[Provided text — start]

So Leibniz viewed ontology as the creation of a system or systems of categories to be used as the basis of scientific reasoning, and he observed (over 300 years ago!) how critical such systems are in the domain of medicine.
 
Fast-forward again to the late 20th century where – in the age of high-speed digital computers and sophisticated methods in statistics, computer science, artificial intelligence, and machine learning – scientists begin to see the critical importance of creating formal ontologies in science that can be used to make sense of the mountains of data that confront them, and can be employed to enhance data analysis, knowledge discovery, information retrieval, and inferencing.  They begin to create such ontologies and to employ them in their work; and so we have the Gene Ontology, the Disease Ontology,  the Open Biomedical Ontologies consortium, the National Center for Ontological Research (NCOR), and the set of over 100 ontologies, thesauri, or coding schemes incorporated into the Unified Medical Language System (UMLS) that has been created and is maintained by the U.S. National Institutes of Health as part of the National Library of Medicine.
 
Over the centuries it turns out that the field of ontology has moved, at least in part, from esoteric philosophy in a more formal and scientific direction; and it is now largely regarded as an inter-disciplinary domain involving philosophy, formal logic and semantics, computer science, and linguistics.  It is, in my experience and opinion, the very basis for what is referred to as "information science" or "informatics", and there are now well over one hundred departments in universities in the U.S. alone that offer degrees in informatics.  As an example, the School of Informatics at Indiana University was founded by two philosophers, and significant schools of informatics are maintained by such well-known institutions as the Mayo Clinic, Columbia University, and Stanford University.  Locally to RTP, Duke University has recently created the Duke Ontology Group within its biostatistics department.
 
So how has work in the area of ontology had any impact at GSK and on GSK's products?   And how is work in ontology (and its use in biomedicine) being pursued at GSK?

[Provided text — finish]
[Data — start]

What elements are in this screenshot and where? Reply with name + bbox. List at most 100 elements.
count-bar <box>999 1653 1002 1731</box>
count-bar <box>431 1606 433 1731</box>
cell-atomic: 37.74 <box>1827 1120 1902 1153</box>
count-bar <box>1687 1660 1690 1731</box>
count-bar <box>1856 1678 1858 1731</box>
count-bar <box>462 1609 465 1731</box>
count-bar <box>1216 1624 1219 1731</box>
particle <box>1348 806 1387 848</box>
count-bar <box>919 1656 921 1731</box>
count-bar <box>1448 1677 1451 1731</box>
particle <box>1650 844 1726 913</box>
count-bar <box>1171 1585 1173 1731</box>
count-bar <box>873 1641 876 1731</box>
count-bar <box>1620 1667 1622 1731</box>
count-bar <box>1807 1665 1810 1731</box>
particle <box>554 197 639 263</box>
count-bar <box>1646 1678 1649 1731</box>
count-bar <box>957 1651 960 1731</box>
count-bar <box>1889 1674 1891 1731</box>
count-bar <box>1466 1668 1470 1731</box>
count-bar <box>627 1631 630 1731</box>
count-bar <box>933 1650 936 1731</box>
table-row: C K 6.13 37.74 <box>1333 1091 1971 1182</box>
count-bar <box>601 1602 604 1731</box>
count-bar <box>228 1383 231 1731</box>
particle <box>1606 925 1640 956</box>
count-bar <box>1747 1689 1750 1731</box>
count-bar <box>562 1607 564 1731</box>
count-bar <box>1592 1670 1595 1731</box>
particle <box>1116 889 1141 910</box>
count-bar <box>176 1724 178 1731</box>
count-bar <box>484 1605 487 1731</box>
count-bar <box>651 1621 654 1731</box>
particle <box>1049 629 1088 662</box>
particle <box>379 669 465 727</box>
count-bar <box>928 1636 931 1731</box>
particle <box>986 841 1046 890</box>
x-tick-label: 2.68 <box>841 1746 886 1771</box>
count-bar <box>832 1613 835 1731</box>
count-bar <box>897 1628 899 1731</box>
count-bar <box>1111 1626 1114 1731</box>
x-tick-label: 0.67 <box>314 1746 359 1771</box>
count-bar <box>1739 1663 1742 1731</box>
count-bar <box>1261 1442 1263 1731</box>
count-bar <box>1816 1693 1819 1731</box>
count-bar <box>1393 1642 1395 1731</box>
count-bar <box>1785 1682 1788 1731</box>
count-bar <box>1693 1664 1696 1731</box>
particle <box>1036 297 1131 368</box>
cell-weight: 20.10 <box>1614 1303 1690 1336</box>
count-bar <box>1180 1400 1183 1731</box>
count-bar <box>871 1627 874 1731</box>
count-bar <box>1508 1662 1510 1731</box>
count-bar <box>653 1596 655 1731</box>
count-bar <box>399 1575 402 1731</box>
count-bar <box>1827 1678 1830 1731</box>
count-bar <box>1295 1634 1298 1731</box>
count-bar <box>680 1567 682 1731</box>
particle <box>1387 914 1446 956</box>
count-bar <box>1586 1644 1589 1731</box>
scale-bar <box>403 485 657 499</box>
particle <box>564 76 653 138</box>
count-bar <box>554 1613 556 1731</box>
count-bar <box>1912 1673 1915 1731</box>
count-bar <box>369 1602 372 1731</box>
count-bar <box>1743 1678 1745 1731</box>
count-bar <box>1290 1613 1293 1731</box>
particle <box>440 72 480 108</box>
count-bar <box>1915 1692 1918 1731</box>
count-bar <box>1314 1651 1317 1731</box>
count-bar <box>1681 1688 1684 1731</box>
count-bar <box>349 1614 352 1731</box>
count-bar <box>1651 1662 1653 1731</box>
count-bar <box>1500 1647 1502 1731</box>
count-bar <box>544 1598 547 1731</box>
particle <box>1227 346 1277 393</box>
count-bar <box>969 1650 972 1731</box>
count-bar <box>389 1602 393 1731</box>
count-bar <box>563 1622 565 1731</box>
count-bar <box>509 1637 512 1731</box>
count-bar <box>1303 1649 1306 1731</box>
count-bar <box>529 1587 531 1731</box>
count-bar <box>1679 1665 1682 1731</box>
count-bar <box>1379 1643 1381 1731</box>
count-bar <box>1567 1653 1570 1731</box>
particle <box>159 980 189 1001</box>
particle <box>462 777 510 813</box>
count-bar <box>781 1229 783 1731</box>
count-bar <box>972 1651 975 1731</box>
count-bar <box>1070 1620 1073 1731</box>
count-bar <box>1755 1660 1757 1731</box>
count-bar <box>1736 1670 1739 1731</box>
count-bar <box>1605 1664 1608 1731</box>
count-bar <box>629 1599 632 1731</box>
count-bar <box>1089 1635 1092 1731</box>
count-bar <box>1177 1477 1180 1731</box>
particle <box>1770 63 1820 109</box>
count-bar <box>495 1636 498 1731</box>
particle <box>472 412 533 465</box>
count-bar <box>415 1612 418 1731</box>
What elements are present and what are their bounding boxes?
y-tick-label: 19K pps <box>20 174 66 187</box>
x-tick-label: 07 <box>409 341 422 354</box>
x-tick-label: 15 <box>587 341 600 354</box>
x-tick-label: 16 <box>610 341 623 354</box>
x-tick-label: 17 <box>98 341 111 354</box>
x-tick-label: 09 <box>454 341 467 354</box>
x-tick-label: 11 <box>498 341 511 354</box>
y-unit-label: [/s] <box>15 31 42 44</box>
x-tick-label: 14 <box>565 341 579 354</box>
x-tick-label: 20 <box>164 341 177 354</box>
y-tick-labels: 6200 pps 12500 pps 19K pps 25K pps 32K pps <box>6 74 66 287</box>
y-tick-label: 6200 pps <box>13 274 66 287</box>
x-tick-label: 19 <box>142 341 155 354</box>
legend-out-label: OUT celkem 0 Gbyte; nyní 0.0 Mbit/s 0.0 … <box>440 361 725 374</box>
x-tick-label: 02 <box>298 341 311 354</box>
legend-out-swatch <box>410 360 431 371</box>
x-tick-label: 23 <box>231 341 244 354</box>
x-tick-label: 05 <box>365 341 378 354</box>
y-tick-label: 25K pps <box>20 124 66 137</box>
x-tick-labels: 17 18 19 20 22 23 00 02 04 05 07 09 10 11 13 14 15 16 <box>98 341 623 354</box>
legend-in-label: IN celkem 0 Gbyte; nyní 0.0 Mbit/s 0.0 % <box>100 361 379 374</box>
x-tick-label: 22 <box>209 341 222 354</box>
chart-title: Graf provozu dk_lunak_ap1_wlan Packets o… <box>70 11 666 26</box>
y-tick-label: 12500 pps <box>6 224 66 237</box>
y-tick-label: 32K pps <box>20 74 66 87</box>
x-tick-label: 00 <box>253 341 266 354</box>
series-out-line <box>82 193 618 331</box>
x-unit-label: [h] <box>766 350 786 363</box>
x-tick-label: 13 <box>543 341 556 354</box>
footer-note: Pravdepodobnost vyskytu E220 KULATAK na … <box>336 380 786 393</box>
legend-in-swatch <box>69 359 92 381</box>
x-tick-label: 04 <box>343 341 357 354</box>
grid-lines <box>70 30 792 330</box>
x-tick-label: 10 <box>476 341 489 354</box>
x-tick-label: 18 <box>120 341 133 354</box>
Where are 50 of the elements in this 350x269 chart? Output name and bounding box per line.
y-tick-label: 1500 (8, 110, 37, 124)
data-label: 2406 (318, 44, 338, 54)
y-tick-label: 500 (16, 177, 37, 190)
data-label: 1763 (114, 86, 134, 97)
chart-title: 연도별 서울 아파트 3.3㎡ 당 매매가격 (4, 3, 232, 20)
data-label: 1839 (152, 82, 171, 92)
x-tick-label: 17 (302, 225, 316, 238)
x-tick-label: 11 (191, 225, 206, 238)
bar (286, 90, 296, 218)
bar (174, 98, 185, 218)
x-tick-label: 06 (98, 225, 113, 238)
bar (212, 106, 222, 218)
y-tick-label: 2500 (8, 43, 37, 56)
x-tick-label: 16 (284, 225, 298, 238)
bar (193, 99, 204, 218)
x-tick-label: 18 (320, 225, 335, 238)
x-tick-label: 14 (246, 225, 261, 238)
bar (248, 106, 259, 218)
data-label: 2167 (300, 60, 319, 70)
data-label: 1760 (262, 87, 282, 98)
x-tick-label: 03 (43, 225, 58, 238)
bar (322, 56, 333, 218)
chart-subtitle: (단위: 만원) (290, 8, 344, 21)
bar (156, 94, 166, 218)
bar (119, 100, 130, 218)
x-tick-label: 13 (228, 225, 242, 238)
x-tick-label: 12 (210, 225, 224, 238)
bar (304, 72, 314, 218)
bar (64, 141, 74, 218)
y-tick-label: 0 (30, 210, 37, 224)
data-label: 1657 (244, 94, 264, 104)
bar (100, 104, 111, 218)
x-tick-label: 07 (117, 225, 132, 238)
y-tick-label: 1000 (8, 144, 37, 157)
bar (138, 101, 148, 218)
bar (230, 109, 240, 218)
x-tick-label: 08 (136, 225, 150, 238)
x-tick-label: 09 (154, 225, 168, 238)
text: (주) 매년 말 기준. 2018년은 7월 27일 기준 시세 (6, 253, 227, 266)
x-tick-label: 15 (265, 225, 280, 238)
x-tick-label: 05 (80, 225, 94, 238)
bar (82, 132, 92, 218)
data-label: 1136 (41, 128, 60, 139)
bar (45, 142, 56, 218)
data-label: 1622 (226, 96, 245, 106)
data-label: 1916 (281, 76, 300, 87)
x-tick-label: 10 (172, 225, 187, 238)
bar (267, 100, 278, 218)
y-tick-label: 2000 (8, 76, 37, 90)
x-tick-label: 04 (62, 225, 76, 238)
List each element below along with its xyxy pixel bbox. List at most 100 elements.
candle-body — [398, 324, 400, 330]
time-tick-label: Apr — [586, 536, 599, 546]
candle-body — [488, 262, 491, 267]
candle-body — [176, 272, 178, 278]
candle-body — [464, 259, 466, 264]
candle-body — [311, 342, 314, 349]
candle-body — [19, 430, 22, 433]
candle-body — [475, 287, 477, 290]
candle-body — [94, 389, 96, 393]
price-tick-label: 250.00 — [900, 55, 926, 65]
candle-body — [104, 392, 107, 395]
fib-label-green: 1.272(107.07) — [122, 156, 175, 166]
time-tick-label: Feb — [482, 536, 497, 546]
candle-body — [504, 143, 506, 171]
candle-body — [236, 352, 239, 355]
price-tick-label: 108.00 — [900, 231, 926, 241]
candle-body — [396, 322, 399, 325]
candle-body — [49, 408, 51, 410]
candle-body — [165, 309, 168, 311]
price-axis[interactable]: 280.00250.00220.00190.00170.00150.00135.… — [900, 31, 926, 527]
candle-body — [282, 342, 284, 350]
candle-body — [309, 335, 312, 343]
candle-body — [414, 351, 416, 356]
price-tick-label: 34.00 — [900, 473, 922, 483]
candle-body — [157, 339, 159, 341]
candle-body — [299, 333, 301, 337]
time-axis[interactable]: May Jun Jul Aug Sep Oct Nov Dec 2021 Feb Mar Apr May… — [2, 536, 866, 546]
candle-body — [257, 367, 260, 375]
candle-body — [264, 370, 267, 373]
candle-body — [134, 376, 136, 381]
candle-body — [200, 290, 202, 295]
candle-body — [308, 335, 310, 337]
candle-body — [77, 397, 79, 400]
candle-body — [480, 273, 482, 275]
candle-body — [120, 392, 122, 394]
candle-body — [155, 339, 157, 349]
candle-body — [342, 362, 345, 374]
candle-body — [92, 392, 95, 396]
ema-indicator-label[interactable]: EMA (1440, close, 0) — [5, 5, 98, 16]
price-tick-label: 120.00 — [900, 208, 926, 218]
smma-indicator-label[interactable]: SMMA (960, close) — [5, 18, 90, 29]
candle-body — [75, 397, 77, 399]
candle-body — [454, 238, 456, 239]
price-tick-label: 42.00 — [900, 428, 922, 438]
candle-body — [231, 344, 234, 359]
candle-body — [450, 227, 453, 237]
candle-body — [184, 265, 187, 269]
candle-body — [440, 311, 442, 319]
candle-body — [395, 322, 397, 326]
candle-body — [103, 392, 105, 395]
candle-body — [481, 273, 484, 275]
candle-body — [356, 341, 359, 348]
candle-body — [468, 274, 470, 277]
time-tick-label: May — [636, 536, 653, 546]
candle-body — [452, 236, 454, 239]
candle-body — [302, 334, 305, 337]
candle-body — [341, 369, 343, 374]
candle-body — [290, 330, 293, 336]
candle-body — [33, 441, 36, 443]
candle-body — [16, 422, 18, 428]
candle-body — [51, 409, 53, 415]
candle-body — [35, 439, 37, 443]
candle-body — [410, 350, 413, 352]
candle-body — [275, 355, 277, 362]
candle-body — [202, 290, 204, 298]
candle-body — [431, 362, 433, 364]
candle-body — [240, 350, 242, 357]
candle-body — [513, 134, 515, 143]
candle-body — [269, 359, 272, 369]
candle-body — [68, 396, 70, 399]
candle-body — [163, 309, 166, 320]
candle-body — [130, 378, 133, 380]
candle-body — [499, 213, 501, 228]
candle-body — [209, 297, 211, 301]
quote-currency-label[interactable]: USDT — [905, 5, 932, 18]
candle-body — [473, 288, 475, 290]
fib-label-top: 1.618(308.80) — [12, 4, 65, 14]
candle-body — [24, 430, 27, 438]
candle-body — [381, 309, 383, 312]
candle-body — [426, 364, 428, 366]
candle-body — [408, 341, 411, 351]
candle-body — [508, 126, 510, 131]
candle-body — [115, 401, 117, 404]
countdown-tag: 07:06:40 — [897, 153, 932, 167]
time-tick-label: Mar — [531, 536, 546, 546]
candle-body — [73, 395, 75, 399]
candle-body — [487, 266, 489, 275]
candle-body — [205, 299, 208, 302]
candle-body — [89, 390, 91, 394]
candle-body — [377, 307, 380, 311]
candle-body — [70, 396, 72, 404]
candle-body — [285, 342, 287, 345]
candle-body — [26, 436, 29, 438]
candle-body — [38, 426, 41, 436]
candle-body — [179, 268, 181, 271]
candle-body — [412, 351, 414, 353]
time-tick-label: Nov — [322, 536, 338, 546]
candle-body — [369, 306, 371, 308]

[Data — finish]

What this exercise asks:
1 – In the text on ontology, who founded the School of Informatics at Indiana University?
2 – Extend the text on ontology with a few paragraphs that pick up after its last sentence.
The material after the text was taken from a different source.

Answer list:
1 – Two philosophers.

2 –
A partial answer to this question can be found by looking at some of the papers and software that have been made available on our Biometrics.com site.  Some of these pertain to foundational work in creating or analyzing formal biomedical ontologies (such as understanding the complexities of the UMLS or of translating one formal ontology to another for use in drug safety analysis).  Some pertain to our CodeSlinger software application that has recently been made publicly available for use by academic, industry, and government researchers.  Other papers and presentations have come out of our collaboration with the Logic and Cognitive Science Initiative (LACSI) at N.C. State University.  And still others document work that was done as part of the SafetyWorks pharmacovigilance project here at GSK.  Some work that does not explicitly appear among these papers pertains to contributions made to the use of the DEX (Dictionary EXchange) capabilities as part of the data stewardship initiative within DDS.
 
Most of this work has come out of our satellite site on the Centennial Campus of N.C. State, and in collaboration with other DDS organizations such as Epidemiology and Decision and Quantitative Sciences.  At least one Ph.D. dissertation by a GSK-supported student (see Domain Enhanced Analysis of Microarray Data Using GO Annotations) has made use of ontological techniques investigated and developed at that site.  Finally, a significant contribution of GSK to the Observational Medical Outcomes Partnership involves the creation and analysis of "mappings" from one ontology to another, and their use in pharmacovigilance analysis.
 
It is difficult to see precisely what the future holds for all of this.  But it is clear – particularly in the context of anticipated advances in the use of electronic health records – that  there is still much work to do in extending the original ideas of Thales into 21st century biomedical science.